## [SELECTED EXTRACT]
◆ ◆ ◆ ◆

AdRatings is a large database showing ‘ratings’ or ‘scores’, of adverts in the market as a whole.  It allows clients to assess the effectiveness of their historical advertising and benchmark it against peer companies, competitor categories and the industry as a whole.

  • This time last year, SYS1 said AdRatings would be “dramatically better, cheaper and faster than any existing provider.
  • The service launched during November and generated revenue of only £3k during the subsequent four or so months.
  • If the service was indeed “dramatically better, cheaper and faster than any existing provider”, then surely many clients would have signed up straight away and paid SYS1 a lot more than £3k.
  • A now-deleted tweet from @System1Research claimed AdRatings had gained 50 “subscribers”  soon after launch.
  • My enquiries revealed those 50 subscribers included free trials:
sys1 system1 fy 2019 results twitter exchange about 50 subscribers for adratings
  • Free trials for AdRatings are (supposedly) limited to 14 days (clause 3).
  • At launch, AdRatings asked customers to pay £1k/$2k a month. The AdRatings website now shows the price has doubled to £2k/$4k a month.
  • Revenue of £3k during four months suggests the service has captured only one paying customer.
  • SYS1 said in this results statement: “We are piloting ways both to enhance and commercialise this [AdRatings] database with a small number of clients, prior to an expected further roll out later in the current financial year.”
  • SYS1 said in the accompanying results presentation: “AdRatings is still in the Beta testing and development phases, with a limited number of clients. We are developing the functionality and commercial offering and expect sales to accelerate once it begins to catch on, but cannot predict when.”
  • AdRatings was seemingly never ‘launched’ at all. Instead, the service remains as a pilot project in beta testing.
sys1 system1 fy 2019 results adratings mockup screens
  • The distinct lack of AdRatings progress prompts some awkward questions.

◆ ◆ ◆ ◆

## [PROVIDED DATA]
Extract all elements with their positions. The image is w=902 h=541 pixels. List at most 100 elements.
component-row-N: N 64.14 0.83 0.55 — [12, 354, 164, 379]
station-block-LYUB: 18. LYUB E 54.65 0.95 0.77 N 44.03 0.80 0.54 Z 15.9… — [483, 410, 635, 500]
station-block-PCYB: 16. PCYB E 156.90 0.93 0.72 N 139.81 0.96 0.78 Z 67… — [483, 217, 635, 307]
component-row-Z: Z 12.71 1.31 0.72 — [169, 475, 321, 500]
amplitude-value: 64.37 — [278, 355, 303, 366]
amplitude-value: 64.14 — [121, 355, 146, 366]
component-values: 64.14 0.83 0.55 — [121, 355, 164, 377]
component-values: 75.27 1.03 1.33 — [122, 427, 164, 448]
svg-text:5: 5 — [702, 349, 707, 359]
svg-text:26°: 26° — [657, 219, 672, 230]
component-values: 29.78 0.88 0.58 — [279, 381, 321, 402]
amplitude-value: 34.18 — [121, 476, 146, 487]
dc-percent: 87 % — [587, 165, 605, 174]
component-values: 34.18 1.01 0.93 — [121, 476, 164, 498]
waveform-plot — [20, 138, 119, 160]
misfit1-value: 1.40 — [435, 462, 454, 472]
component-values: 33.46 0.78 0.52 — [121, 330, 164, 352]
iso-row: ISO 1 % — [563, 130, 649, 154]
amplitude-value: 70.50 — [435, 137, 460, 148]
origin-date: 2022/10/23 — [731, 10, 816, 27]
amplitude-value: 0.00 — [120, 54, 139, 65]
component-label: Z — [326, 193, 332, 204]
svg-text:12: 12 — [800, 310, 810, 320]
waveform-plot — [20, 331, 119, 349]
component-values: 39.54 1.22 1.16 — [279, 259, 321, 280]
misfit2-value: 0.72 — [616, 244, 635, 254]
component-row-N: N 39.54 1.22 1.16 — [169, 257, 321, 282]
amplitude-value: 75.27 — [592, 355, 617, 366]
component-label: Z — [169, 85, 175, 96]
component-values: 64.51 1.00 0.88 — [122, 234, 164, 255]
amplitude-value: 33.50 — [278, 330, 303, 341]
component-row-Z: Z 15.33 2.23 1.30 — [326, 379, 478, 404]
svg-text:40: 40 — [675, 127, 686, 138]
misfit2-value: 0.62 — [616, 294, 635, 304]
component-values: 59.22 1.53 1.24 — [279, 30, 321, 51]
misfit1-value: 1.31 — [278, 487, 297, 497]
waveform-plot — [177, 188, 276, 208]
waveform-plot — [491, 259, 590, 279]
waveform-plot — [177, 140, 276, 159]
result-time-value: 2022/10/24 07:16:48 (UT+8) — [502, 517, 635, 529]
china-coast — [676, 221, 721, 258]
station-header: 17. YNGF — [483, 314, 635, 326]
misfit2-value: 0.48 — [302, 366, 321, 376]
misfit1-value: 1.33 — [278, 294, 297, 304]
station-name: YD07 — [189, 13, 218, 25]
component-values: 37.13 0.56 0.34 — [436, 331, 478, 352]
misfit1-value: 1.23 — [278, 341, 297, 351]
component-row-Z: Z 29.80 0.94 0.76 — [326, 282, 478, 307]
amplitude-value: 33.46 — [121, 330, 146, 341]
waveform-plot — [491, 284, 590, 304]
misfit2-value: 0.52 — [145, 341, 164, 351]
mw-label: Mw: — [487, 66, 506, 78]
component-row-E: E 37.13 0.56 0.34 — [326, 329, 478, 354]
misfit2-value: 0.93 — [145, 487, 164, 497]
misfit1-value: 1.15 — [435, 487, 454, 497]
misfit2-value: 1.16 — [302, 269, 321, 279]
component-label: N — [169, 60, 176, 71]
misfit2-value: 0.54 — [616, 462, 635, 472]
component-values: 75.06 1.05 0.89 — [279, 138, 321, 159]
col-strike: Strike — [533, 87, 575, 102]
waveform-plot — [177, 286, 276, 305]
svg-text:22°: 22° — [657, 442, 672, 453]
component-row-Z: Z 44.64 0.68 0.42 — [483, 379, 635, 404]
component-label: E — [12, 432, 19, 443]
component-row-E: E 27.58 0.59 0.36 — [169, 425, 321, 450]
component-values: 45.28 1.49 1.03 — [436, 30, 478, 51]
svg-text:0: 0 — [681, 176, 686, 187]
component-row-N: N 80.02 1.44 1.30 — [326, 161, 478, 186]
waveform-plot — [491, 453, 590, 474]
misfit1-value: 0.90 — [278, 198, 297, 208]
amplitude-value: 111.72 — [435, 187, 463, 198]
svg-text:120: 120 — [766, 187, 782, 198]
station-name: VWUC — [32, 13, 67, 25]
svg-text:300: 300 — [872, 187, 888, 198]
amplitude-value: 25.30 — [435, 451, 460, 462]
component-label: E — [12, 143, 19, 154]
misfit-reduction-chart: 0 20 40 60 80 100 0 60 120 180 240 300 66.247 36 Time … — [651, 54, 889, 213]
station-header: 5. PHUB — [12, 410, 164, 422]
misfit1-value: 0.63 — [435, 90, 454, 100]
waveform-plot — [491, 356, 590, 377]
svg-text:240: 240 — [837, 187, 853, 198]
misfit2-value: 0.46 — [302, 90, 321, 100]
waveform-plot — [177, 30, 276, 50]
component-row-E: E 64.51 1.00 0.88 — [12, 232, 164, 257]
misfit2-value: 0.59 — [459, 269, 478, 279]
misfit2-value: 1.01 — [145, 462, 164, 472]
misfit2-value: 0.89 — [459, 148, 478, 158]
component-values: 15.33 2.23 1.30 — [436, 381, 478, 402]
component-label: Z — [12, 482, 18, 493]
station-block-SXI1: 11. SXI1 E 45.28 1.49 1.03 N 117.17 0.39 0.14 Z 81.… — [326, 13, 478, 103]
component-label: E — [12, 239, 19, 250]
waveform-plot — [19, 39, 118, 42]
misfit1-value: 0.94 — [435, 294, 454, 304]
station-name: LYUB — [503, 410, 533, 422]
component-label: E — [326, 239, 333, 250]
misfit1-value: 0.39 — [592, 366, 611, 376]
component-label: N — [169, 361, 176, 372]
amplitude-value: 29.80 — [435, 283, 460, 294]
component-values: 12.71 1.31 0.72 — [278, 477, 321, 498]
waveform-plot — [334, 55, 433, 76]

◆ ◆ ◆ ◆

## [REQUIRED WORK]
A) In the AdRatings text, why do the 50 "subscribers" claimed soon after launch not show that AdRatings had 50 paying clients? Answer in one to three sentences.
B) Answer these questions about the AdRatings text, each on its own line:
(i) In which month did the service launch?
(ii) How much revenue did it generate in the four or so months after launch?
(iii) What monthly price does the AdRatings website show now?
The entries aren't needed for the tasks that follow.

## [PROBLEM SOLUTIONS]
A) The writer's enquiries found that those 50 subscribers included free trials. Free trials for AdRatings are supposedly limited to 14 days.

B)
(i) November
(ii) £3k
(iii) £2k/$4k a month